# START OF DATASET
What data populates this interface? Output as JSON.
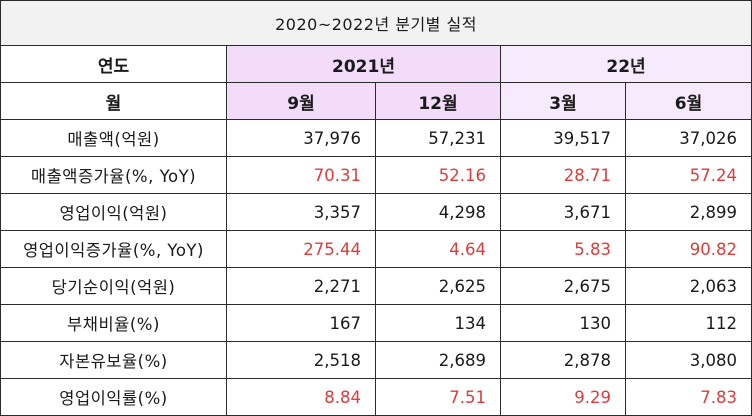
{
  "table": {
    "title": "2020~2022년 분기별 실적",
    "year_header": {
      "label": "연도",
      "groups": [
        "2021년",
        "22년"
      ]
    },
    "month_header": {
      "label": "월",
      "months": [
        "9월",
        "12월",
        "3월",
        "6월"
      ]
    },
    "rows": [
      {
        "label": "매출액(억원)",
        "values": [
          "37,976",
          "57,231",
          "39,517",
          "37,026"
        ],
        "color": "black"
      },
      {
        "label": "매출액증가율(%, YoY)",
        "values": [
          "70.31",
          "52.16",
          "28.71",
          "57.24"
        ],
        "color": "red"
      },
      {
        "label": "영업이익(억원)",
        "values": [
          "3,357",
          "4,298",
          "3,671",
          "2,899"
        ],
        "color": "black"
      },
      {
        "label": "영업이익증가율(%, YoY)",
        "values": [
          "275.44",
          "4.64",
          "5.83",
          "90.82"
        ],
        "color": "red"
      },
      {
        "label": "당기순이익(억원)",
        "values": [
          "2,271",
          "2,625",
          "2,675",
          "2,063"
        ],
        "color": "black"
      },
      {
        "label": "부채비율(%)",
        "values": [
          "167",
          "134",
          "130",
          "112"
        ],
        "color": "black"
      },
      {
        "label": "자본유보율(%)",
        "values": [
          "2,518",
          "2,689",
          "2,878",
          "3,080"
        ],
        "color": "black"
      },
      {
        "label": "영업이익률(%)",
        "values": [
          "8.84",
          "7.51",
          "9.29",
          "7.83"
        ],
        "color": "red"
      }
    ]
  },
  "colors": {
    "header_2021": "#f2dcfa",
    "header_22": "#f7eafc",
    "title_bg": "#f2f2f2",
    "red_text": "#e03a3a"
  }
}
# END OF DATASET
Quote the entries in full. Any image among them is to be omitted from the copy.

EXERCISE RESPONSE -
What data populates this interface? Output as JSON.
{
  "table": {
    "title": "2020~2022년 분기별 실적",
    "year_header": {
      "label": "연도",
      "groups": [
        "2021년",
        "22년"
      ]
    },
    "month_header": {
      "label": "월",
      "months": [
        "9월",
        "12월",
        "3월",
        "6월"
      ]
    },
    "rows": [
      {
        "label": "매출액(억원)",
        "values": [
          "37,976",
          "57,231",
          "39,517",
          "37,026"
        ],
        "color": "black"
      },
      {
        "label": "매출액증가율(%, YoY)",
        "values": [
          "70.31",
          "52.16",
          "28.71",
          "57.24"
        ],
        "color": "red"
      },
      {
        "label": "영업이익(억원)",
        "values": [
          "3,357",
          "4,298",
          "3,671",
          "2,899"
        ],
        "color": "black"
      },
      {
        "label": "영업이익증가율(%, YoY)",
        "values": [
          "275.44",
          "4.64",
          "5.83",
          "90.82"
        ],
        "color": "red"
      },
      {
        "label": "당기순이익(억원)",
        "values": [
          "2,271",
          "2,625",
          "2,675",
          "2,063"
        ],
        "color": "black"
      },
      {
        "label": "부채비율(%)",
        "values": [
          "167",
          "134",
          "130",
          "112"
        ],
        "color": "black"
      },
      {
        "label": "자본유보율(%)",
        "values": [
          "2,518",
          "2,689",
          "2,878",
          "3,080"
        ],
        "color": "black"
      },
      {
        "label": "영업이익률(%)",
        "values": [
          "8.84",
          "7.51",
          "9.29",
          "7.83"
        ],
        "color": "red"
      }
    ]
  },
  "colors": {
    "header_2021": "#f2dcfa",
    "header_22": "#f7eafc",
    "title_bg": "#f2f2f2",
    "red_text": "#e03a3a"
  }
}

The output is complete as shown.